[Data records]
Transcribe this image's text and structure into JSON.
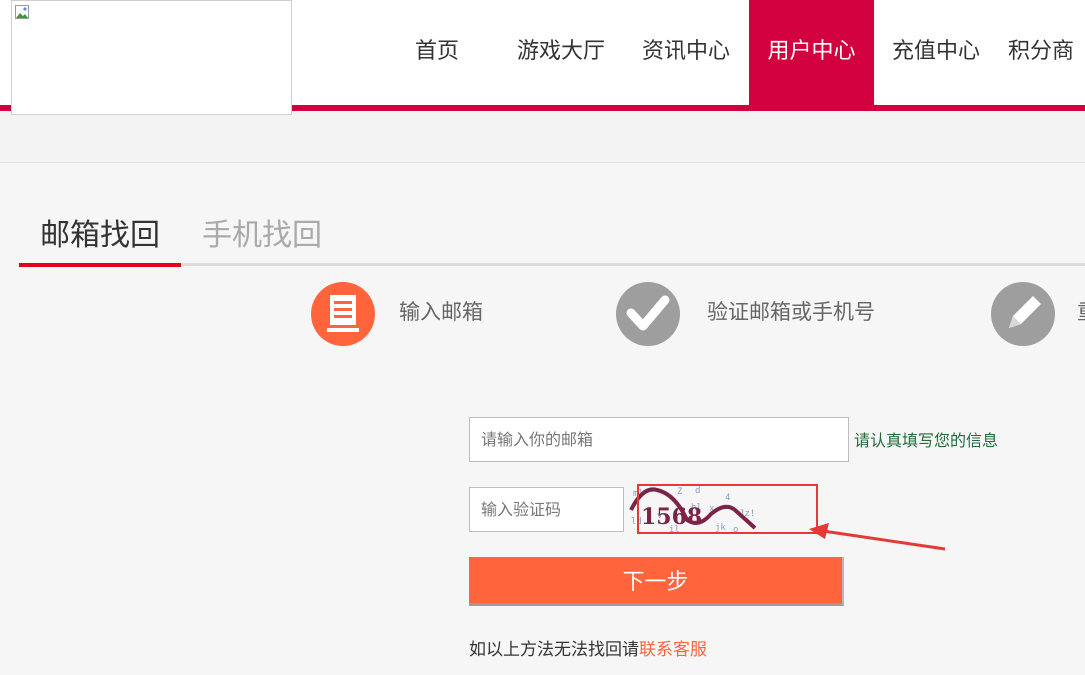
{
  "nav": {
    "items": [
      {
        "label": "首页",
        "active": false
      },
      {
        "label": "游戏大厅",
        "active": false
      },
      {
        "label": "资讯中心",
        "active": false
      },
      {
        "label": "用户中心",
        "active": true
      },
      {
        "label": "充值中心",
        "active": false
      },
      {
        "label": "积分商",
        "active": false
      }
    ]
  },
  "tabs": [
    {
      "label": "邮箱找回",
      "active": true
    },
    {
      "label": "手机找回",
      "active": false
    }
  ],
  "steps": [
    {
      "label": "输入邮箱",
      "icon": "edit-list-icon",
      "color": "#ff643d"
    },
    {
      "label": "验证邮箱或手机号",
      "icon": "check-icon",
      "color": "#9e9e9e"
    },
    {
      "label": "重",
      "icon": "pencil-icon",
      "color": "#9e9e9e"
    }
  ],
  "form": {
    "email_placeholder": "请输入你的邮箱",
    "email_hint": "请认真填写您的信息",
    "code_placeholder": "输入验证码",
    "captcha_text": "1568",
    "next_label": "下一步",
    "help_text": "如以上方法无法找回请",
    "contact_link": "联系客服"
  },
  "colors": {
    "brand_red": "#d3003f",
    "button_orange": "#ff643d",
    "hint_green": "#1f6b3a",
    "annotation_red": "#e53935"
  }
}
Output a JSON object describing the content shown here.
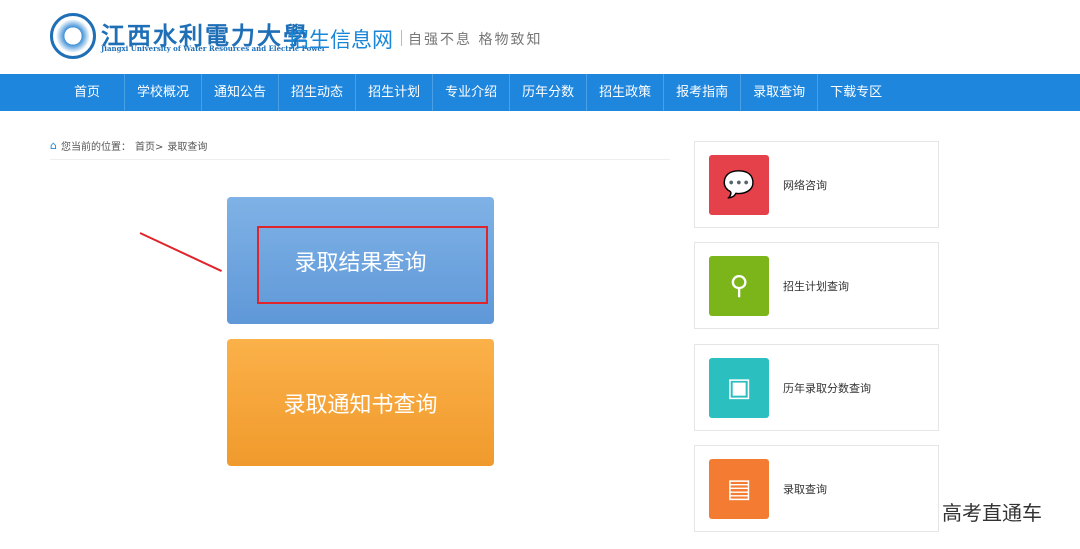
{
  "header": {
    "logo_cn": "江西水利電力大學",
    "logo_en": "Jiangxi University of Water Resources and Electric Power",
    "site_name": "招生信息网",
    "motto": "自强不息 格物致知"
  },
  "nav": [
    "首页",
    "学校概况",
    "通知公告",
    "招生动态",
    "招生计划",
    "专业介绍",
    "历年分数",
    "招生政策",
    "报考指南",
    "录取查询",
    "下载专区"
  ],
  "breadcrumb": {
    "label": "您当前的位置：",
    "home": "首页>",
    "current": "录取查询"
  },
  "cards": [
    {
      "label": "录取结果查询"
    },
    {
      "label": "录取通知书查询"
    }
  ],
  "side": [
    {
      "label": "网络咨询",
      "color": "#e5414a",
      "icon": "chat-icon"
    },
    {
      "label": "招生计划查询",
      "color": "#7cb519",
      "icon": "search-icon"
    },
    {
      "label": "历年录取分数查询",
      "color": "#2bbfc0",
      "icon": "score-icon"
    },
    {
      "label": "录取查询",
      "color": "#f47b32",
      "icon": "document-search-icon"
    }
  ],
  "watermark": "高考直通车"
}
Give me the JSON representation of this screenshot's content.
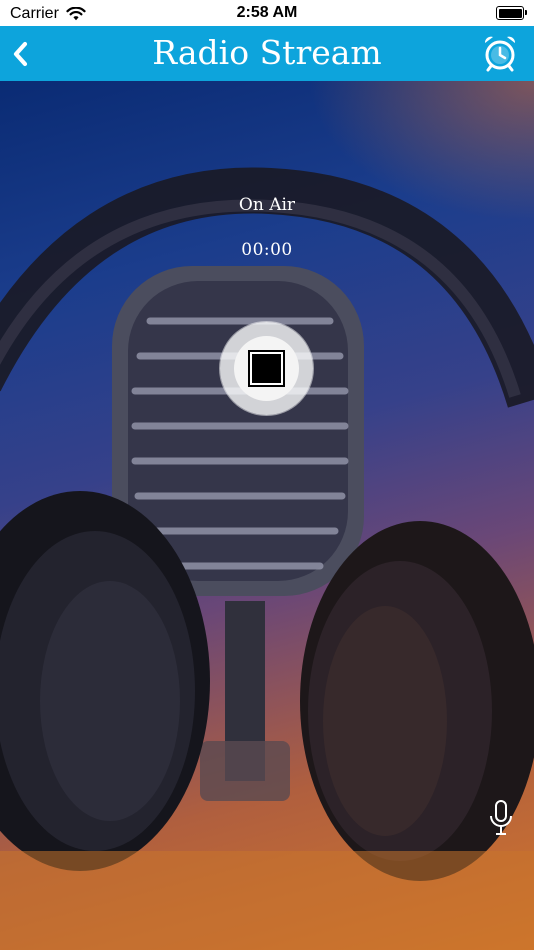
{
  "status_bar": {
    "carrier": "Carrier",
    "time": "2:58 AM"
  },
  "nav": {
    "title": "Radio Stream",
    "back_icon": "chevron-left-icon",
    "alarm_icon": "alarm-clock-icon"
  },
  "player": {
    "status": "On Air",
    "elapsed": "00:00",
    "control_icon": "stop-icon"
  },
  "footer": {
    "mic_icon": "microphone-icon"
  },
  "colors": {
    "nav_bar": "#0da4dc",
    "status_bar": "#ffffff",
    "text_on_hero": "#ffffff"
  }
}
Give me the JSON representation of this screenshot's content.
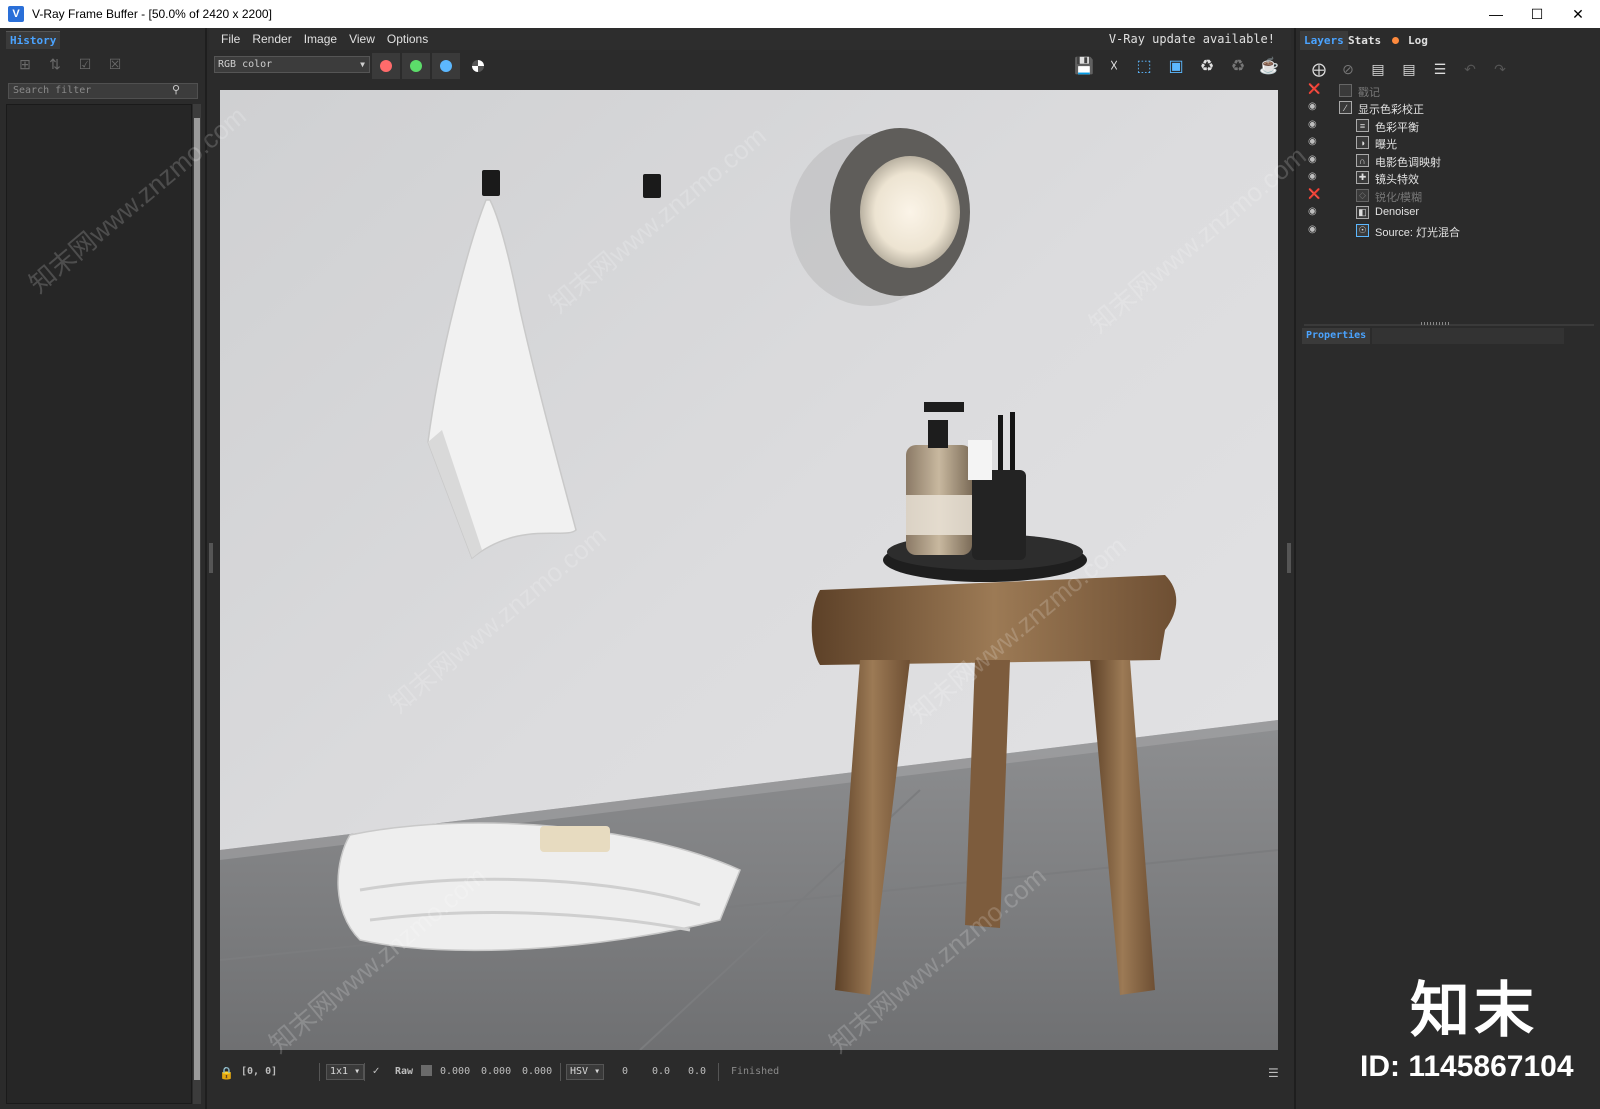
{
  "window": {
    "title": "V-Ray Frame Buffer - [50.0% of 2420 x 2200]",
    "app_icon": "vray-logo-icon",
    "controls": [
      "minimize-icon",
      "maximize-icon",
      "close-icon"
    ]
  },
  "history": {
    "tab_label": "History",
    "search_placeholder": "Search filter"
  },
  "menu": {
    "items": [
      "File",
      "Render",
      "Image",
      "View",
      "Options"
    ],
    "update_note": "V-Ray update available!"
  },
  "toolbar": {
    "channel": "RGB color",
    "colors": {
      "red": "#ff6b6b",
      "green": "#5cdc6a",
      "blue": "#5cb8ff"
    }
  },
  "layers_panel": {
    "tabs": [
      "Layers",
      "Stats",
      "Log"
    ],
    "log_dot_color": "#ff8a3d",
    "layers": [
      {
        "label": "戳记",
        "enabled": false,
        "indent": 0
      },
      {
        "label": "显示色彩校正",
        "enabled": true,
        "indent": 0
      },
      {
        "label": "色彩平衡",
        "enabled": true,
        "indent": 1
      },
      {
        "label": "曝光",
        "enabled": true,
        "indent": 1
      },
      {
        "label": "电影色调映射",
        "enabled": true,
        "indent": 1
      },
      {
        "label": "镜头特效",
        "enabled": true,
        "indent": 1
      },
      {
        "label": "锐化/模糊",
        "enabled": false,
        "indent": 1
      },
      {
        "label": "Denoiser",
        "enabled": true,
        "indent": 1
      },
      {
        "label": "Source: 灯光混合",
        "enabled": true,
        "indent": 1
      }
    ],
    "properties_label": "Properties"
  },
  "status": {
    "coords": "[0, 0]",
    "zoom": "1x1",
    "mode": "Raw",
    "rgb_values": [
      "0.000",
      "0.000",
      "0.000"
    ],
    "color_space": "HSV",
    "hsv_values": [
      "0",
      "0.0",
      "0.0"
    ],
    "state": "Finished"
  },
  "watermark": {
    "text": "知末网www.znzmo.com",
    "logo": "知末",
    "id": "ID: 1145867104"
  }
}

Given exercise
Drop the pictures and reproduce the rest of the entries above exactly.

Expected answer
Transcribe this image's text and structure into JSON.
{
  "nav": {
    "items": [
      {
        "label": "首页",
        "active": false
      },
      {
        "label": "游戏大厅",
        "active": false
      },
      {
        "label": "资讯中心",
        "active": false
      },
      {
        "label": "用户中心",
        "active": true
      },
      {
        "label": "充值中心",
        "active": false
      },
      {
        "label": "积分商",
        "active": false
      }
    ]
  },
  "tabs": [
    {
      "label": "邮箱找回",
      "active": true
    },
    {
      "label": "手机找回",
      "active": false
    }
  ],
  "steps": [
    {
      "label": "输入邮箱",
      "icon": "edit-list-icon",
      "color": "#ff643d"
    },
    {
      "label": "验证邮箱或手机号",
      "icon": "check-icon",
      "color": "#9e9e9e"
    },
    {
      "label": "重",
      "icon": "pencil-icon",
      "color": "#9e9e9e"
    }
  ],
  "form": {
    "email_placeholder": "请输入你的邮箱",
    "email_hint": "请认真填写您的信息",
    "code_placeholder": "输入验证码",
    "captcha_text": "1568",
    "next_label": "下一步",
    "help_text": "如以上方法无法找回请",
    "contact_link": "联系客服"
  },
  "colors": {
    "brand_red": "#d3003f",
    "button_orange": "#ff643d",
    "hint_green": "#1f6b3a",
    "annotation_red": "#e53935"
  }
}
Output a JSON object describing the content shown here.
{
  "header": {
    "logo_cn": "江西水利電力大學",
    "logo_en": "Jiangxi University of Water Resources and Electric Power",
    "site_name": "招生信息网",
    "motto": "自强不息 格物致知"
  },
  "nav": [
    "首页",
    "学校概况",
    "通知公告",
    "招生动态",
    "招生计划",
    "专业介绍",
    "历年分数",
    "招生政策",
    "报考指南",
    "录取查询",
    "下载专区"
  ],
  "breadcrumb": {
    "label": "您当前的位置：",
    "home": "首页>",
    "current": "录取查询"
  },
  "cards": [
    {
      "label": "录取结果查询"
    },
    {
      "label": "录取通知书查询"
    }
  ],
  "side": [
    {
      "label": "网络咨询",
      "color": "#e5414a",
      "icon": "chat-icon"
    },
    {
      "label": "招生计划查询",
      "color": "#7cb519",
      "icon": "search-icon"
    },
    {
      "label": "历年录取分数查询",
      "color": "#2bbfc0",
      "icon": "score-icon"
    },
    {
      "label": "录取查询",
      "color": "#f47b32",
      "icon": "document-search-icon"
    }
  ],
  "watermark": "高考直通车"
}
Give me the JSON representation of this screenshot's content.
{
  "status_bar": {
    "carrier": "Carrier",
    "time": "2:58 AM"
  },
  "nav": {
    "title": "Radio Stream",
    "back_icon": "chevron-left-icon",
    "alarm_icon": "alarm-clock-icon"
  },
  "player": {
    "status": "On Air",
    "elapsed": "00:00",
    "control_icon": "stop-icon"
  },
  "footer": {
    "mic_icon": "microphone-icon"
  },
  "colors": {
    "nav_bar": "#0da4dc",
    "status_bar": "#ffffff",
    "text_on_hero": "#ffffff"
  }
}
Give me the JSON representation of this screenshot's content.
{
  "window": {
    "title": "V-Ray Frame Buffer - [50.0% of 2420 x 2200]",
    "app_icon": "vray-logo-icon",
    "controls": [
      "minimize-icon",
      "maximize-icon",
      "close-icon"
    ]
  },
  "history": {
    "tab_label": "History",
    "search_placeholder": "Search filter"
  },
  "menu": {
    "items": [
      "File",
      "Render",
      "Image",
      "View",
      "Options"
    ],
    "update_note": "V-Ray update available!"
  },
  "toolbar": {
    "channel": "RGB color",
    "colors": {
      "red": "#ff6b6b",
      "green": "#5cdc6a",
      "blue": "#5cb8ff"
    }
  },
  "layers_panel": {
    "tabs": [
      "Layers",
      "Stats",
      "Log"
    ],
    "log_dot_color": "#ff8a3d",
    "layers": [
      {
        "label": "戳记",
        "enabled": false,
        "indent": 0
      },
      {
        "label": "显示色彩校正",
        "enabled": true,
        "indent": 0
      },
      {
        "label": "色彩平衡",
        "enabled": true,
        "indent": 1
      },
      {
        "label": "曝光",
        "enabled": true,
        "indent": 1
      },
      {
        "label": "电影色调映射",
        "enabled": true,
        "indent": 1
      },
      {
        "label": "镜头特效",
        "enabled": true,
        "indent": 1
      },
      {
        "label": "锐化/模糊",
        "enabled": false,
        "indent": 1
      },
      {
        "label": "Denoiser",
        "enabled": true,
        "indent": 1
      },
      {
        "label": "Source: 灯光混合",
        "enabled": true,
        "indent": 1
      }
    ],
    "properties_label": "Properties"
  },
  "status": {
    "coords": "[0, 0]",
    "zoom": "1x1",
    "mode": "Raw",
    "rgb_values": [
      "0.000",
      "0.000",
      "0.000"
    ],
    "color_space": "HSV",
    "hsv_values": [
      "0",
      "0.0",
      "0.0"
    ],
    "state": "Finished"
  },
  "watermark": {
    "text": "知末网www.znzmo.com",
    "logo": "知末",
    "id": "ID: 1145867104"
  }
}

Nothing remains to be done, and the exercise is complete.